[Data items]
========================

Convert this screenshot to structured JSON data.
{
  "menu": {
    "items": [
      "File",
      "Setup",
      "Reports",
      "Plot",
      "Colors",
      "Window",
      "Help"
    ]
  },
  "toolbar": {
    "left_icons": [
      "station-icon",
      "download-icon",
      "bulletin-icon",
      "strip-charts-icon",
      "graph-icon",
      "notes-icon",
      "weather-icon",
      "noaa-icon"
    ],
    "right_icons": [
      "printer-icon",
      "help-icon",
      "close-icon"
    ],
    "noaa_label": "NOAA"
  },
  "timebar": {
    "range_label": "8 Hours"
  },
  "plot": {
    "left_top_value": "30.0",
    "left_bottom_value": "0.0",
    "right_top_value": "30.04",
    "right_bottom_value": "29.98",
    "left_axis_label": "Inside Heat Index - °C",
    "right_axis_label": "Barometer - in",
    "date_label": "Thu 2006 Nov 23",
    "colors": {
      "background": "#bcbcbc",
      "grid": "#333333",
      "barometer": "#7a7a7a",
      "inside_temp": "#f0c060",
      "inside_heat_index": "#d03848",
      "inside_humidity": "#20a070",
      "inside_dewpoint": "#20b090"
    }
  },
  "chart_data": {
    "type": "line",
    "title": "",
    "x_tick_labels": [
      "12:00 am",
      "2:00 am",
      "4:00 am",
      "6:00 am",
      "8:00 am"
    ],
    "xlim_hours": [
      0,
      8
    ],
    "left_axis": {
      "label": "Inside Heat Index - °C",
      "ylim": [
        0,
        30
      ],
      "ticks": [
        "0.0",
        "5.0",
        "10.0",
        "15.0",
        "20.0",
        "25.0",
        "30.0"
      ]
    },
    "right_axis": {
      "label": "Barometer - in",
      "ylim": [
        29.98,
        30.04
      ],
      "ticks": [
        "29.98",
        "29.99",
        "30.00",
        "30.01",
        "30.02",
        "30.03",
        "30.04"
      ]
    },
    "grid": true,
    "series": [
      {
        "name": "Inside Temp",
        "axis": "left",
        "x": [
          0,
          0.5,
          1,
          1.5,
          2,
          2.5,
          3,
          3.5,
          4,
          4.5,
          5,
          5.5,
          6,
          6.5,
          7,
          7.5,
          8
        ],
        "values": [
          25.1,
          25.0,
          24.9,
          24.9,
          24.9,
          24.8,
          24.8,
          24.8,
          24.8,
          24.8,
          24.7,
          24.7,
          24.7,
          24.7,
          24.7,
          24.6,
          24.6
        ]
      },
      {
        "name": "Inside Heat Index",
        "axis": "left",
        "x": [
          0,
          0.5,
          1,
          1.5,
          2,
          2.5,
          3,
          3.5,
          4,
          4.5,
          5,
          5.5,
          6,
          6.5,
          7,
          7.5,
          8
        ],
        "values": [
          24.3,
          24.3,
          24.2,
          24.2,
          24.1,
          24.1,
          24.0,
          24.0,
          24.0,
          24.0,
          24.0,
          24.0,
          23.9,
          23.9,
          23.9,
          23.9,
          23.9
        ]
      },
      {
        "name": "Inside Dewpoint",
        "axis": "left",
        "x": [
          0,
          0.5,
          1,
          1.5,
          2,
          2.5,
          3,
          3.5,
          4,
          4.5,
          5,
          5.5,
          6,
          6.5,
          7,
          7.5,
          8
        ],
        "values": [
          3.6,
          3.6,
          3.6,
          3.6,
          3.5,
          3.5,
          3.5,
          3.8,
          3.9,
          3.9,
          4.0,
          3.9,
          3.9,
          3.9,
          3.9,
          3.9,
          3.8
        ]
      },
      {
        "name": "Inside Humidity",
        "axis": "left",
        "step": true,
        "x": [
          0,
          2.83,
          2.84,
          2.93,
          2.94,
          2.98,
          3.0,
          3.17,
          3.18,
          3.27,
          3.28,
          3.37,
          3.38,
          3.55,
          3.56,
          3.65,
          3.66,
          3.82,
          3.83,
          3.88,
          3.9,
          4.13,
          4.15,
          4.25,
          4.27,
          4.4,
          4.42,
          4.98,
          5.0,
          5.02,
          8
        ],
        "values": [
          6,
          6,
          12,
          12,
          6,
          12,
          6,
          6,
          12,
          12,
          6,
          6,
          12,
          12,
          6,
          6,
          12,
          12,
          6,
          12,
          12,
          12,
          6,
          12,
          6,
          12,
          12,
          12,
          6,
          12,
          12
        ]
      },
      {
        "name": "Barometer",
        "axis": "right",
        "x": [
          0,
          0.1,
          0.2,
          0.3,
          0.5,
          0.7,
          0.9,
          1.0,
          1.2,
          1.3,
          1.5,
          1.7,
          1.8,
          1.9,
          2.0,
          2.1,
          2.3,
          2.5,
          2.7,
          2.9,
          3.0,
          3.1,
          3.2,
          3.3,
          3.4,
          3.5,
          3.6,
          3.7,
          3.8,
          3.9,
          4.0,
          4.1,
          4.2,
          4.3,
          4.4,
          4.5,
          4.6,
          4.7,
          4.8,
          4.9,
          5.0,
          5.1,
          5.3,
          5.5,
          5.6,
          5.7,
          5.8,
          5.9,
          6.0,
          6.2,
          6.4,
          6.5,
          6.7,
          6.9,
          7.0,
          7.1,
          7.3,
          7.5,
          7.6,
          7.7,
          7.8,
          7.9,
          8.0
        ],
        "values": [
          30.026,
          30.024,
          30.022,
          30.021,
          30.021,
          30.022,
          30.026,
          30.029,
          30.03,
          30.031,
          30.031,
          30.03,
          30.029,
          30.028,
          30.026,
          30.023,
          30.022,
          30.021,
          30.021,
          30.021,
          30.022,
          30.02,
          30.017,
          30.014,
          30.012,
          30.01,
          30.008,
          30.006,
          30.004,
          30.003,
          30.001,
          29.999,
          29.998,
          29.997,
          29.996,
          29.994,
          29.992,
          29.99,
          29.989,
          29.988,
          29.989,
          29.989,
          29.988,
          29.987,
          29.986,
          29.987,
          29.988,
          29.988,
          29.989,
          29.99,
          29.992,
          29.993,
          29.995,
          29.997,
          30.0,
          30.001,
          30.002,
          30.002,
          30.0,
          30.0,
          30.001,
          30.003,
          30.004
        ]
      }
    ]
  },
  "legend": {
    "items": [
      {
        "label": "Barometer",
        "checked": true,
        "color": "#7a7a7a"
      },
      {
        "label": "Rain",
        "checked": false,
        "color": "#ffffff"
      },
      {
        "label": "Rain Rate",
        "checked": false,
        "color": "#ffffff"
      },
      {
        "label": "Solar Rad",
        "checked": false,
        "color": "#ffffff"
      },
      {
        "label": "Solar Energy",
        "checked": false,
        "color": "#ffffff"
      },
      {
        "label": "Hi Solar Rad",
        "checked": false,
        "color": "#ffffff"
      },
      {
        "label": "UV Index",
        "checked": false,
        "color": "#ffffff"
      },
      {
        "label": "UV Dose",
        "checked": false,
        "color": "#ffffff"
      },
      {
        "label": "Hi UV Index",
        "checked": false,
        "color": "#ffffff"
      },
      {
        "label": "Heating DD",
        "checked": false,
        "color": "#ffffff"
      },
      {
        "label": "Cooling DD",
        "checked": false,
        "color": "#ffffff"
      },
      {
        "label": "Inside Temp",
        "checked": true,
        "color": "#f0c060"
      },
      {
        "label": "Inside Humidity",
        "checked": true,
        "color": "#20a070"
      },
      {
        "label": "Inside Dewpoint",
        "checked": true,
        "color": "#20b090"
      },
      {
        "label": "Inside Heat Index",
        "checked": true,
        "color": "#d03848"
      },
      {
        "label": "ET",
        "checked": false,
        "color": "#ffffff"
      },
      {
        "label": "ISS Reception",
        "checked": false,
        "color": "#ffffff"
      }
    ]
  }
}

========================

▶ **Task details**
All of the material above needs to be retyped word for word.

▶ **Exercise result**
Convert this screenshot to structured JSON data.
{
  "menu": {
    "items": [
      "File",
      "Setup",
      "Reports",
      "Plot",
      "Colors",
      "Window",
      "Help"
    ]
  },
  "toolbar": {
    "left_icons": [
      "station-icon",
      "download-icon",
      "bulletin-icon",
      "strip-charts-icon",
      "graph-icon",
      "notes-icon",
      "weather-icon",
      "noaa-icon"
    ],
    "right_icons": [
      "printer-icon",
      "help-icon",
      "close-icon"
    ],
    "noaa_label": "NOAA"
  },
  "timebar": {
    "range_label": "8 Hours"
  },
  "plot": {
    "left_top_value": "30.0",
    "left_bottom_value": "0.0",
    "right_top_value": "30.04",
    "right_bottom_value": "29.98",
    "left_axis_label": "Inside Heat Index - °C",
    "right_axis_label": "Barometer - in",
    "date_label": "Thu 2006 Nov 23",
    "colors": {
      "background": "#bcbcbc",
      "grid": "#333333",
      "barometer": "#7a7a7a",
      "inside_temp": "#f0c060",
      "inside_heat_index": "#d03848",
      "inside_humidity": "#20a070",
      "inside_dewpoint": "#20b090"
    }
  },
  "chart_data": {
    "type": "line",
    "title": "",
    "x_tick_labels": [
      "12:00 am",
      "2:00 am",
      "4:00 am",
      "6:00 am",
      "8:00 am"
    ],
    "xlim_hours": [
      0,
      8
    ],
    "left_axis": {
      "label": "Inside Heat Index - °C",
      "ylim": [
        0,
        30
      ],
      "ticks": [
        "0.0",
        "5.0",
        "10.0",
        "15.0",
        "20.0",
        "25.0",
        "30.0"
      ]
    },
    "right_axis": {
      "label": "Barometer - in",
      "ylim": [
        29.98,
        30.04
      ],
      "ticks": [
        "29.98",
        "29.99",
        "30.00",
        "30.01",
        "30.02",
        "30.03",
        "30.04"
      ]
    },
    "grid": true,
    "series": [
      {
        "name": "Inside Temp",
        "axis": "left",
        "x": [
          0,
          0.5,
          1,
          1.5,
          2,
          2.5,
          3,
          3.5,
          4,
          4.5,
          5,
          5.5,
          6,
          6.5,
          7,
          7.5,
          8
        ],
        "values": [
          25.1,
          25.0,
          24.9,
          24.9,
          24.9,
          24.8,
          24.8,
          24.8,
          24.8,
          24.8,
          24.7,
          24.7,
          24.7,
          24.7,
          24.7,
          24.6,
          24.6
        ]
      },
      {
        "name": "Inside Heat Index",
        "axis": "left",
        "x": [
          0,
          0.5,
          1,
          1.5,
          2,
          2.5,
          3,
          3.5,
          4,
          4.5,
          5,
          5.5,
          6,
          6.5,
          7,
          7.5,
          8
        ],
        "values": [
          24.3,
          24.3,
          24.2,
          24.2,
          24.1,
          24.1,
          24.0,
          24.0,
          24.0,
          24.0,
          24.0,
          24.0,
          23.9,
          23.9,
          23.9,
          23.9,
          23.9
        ]
      },
      {
        "name": "Inside Dewpoint",
        "axis": "left",
        "x": [
          0,
          0.5,
          1,
          1.5,
          2,
          2.5,
          3,
          3.5,
          4,
          4.5,
          5,
          5.5,
          6,
          6.5,
          7,
          7.5,
          8
        ],
        "values": [
          3.6,
          3.6,
          3.6,
          3.6,
          3.5,
          3.5,
          3.5,
          3.8,
          3.9,
          3.9,
          4.0,
          3.9,
          3.9,
          3.9,
          3.9,
          3.9,
          3.8
        ]
      },
      {
        "name": "Inside Humidity",
        "axis": "left",
        "step": true,
        "x": [
          0,
          2.83,
          2.84,
          2.93,
          2.94,
          2.98,
          3.0,
          3.17,
          3.18,
          3.27,
          3.28,
          3.37,
          3.38,
          3.55,
          3.56,
          3.65,
          3.66,
          3.82,
          3.83,
          3.88,
          3.9,
          4.13,
          4.15,
          4.25,
          4.27,
          4.4,
          4.42,
          4.98,
          5.0,
          5.02,
          8
        ],
        "values": [
          6,
          6,
          12,
          12,
          6,
          12,
          6,
          6,
          12,
          12,
          6,
          6,
          12,
          12,
          6,
          6,
          12,
          12,
          6,
          12,
          12,
          12,
          6,
          12,
          6,
          12,
          12,
          12,
          6,
          12,
          12
        ]
      },
      {
        "name": "Barometer",
        "axis": "right",
        "x": [
          0,
          0.1,
          0.2,
          0.3,
          0.5,
          0.7,
          0.9,
          1.0,
          1.2,
          1.3,
          1.5,
          1.7,
          1.8,
          1.9,
          2.0,
          2.1,
          2.3,
          2.5,
          2.7,
          2.9,
          3.0,
          3.1,
          3.2,
          3.3,
          3.4,
          3.5,
          3.6,
          3.7,
          3.8,
          3.9,
          4.0,
          4.1,
          4.2,
          4.3,
          4.4,
          4.5,
          4.6,
          4.7,
          4.8,
          4.9,
          5.0,
          5.1,
          5.3,
          5.5,
          5.6,
          5.7,
          5.8,
          5.9,
          6.0,
          6.2,
          6.4,
          6.5,
          6.7,
          6.9,
          7.0,
          7.1,
          7.3,
          7.5,
          7.6,
          7.7,
          7.8,
          7.9,
          8.0
        ],
        "values": [
          30.026,
          30.024,
          30.022,
          30.021,
          30.021,
          30.022,
          30.026,
          30.029,
          30.03,
          30.031,
          30.031,
          30.03,
          30.029,
          30.028,
          30.026,
          30.023,
          30.022,
          30.021,
          30.021,
          30.021,
          30.022,
          30.02,
          30.017,
          30.014,
          30.012,
          30.01,
          30.008,
          30.006,
          30.004,
          30.003,
          30.001,
          29.999,
          29.998,
          29.997,
          29.996,
          29.994,
          29.992,
          29.99,
          29.989,
          29.988,
          29.989,
          29.989,
          29.988,
          29.987,
          29.986,
          29.987,
          29.988,
          29.988,
          29.989,
          29.99,
          29.992,
          29.993,
          29.995,
          29.997,
          30.0,
          30.001,
          30.002,
          30.002,
          30.0,
          30.0,
          30.001,
          30.003,
          30.004
        ]
      }
    ]
  },
  "legend": {
    "items": [
      {
        "label": "Barometer",
        "checked": true,
        "color": "#7a7a7a"
      },
      {
        "label": "Rain",
        "checked": false,
        "color": "#ffffff"
      },
      {
        "label": "Rain Rate",
        "checked": false,
        "color": "#ffffff"
      },
      {
        "label": "Solar Rad",
        "checked": false,
        "color": "#ffffff"
      },
      {
        "label": "Solar Energy",
        "checked": false,
        "color": "#ffffff"
      },
      {
        "label": "Hi Solar Rad",
        "checked": false,
        "color": "#ffffff"
      },
      {
        "label": "UV Index",
        "checked": false,
        "color": "#ffffff"
      },
      {
        "label": "UV Dose",
        "checked": false,
        "color": "#ffffff"
      },
      {
        "label": "Hi UV Index",
        "checked": false,
        "color": "#ffffff"
      },
      {
        "label": "Heating DD",
        "checked": false,
        "color": "#ffffff"
      },
      {
        "label": "Cooling DD",
        "checked": false,
        "color": "#ffffff"
      },
      {
        "label": "Inside Temp",
        "checked": true,
        "color": "#f0c060"
      },
      {
        "label": "Inside Humidity",
        "checked": true,
        "color": "#20a070"
      },
      {
        "label": "Inside Dewpoint",
        "checked": true,
        "color": "#20b090"
      },
      {
        "label": "Inside Heat Index",
        "checked": true,
        "color": "#d03848"
      },
      {
        "label": "ET",
        "checked": false,
        "color": "#ffffff"
      },
      {
        "label": "ISS Reception",
        "checked": false,
        "color": "#ffffff"
      }
    ]
  }
}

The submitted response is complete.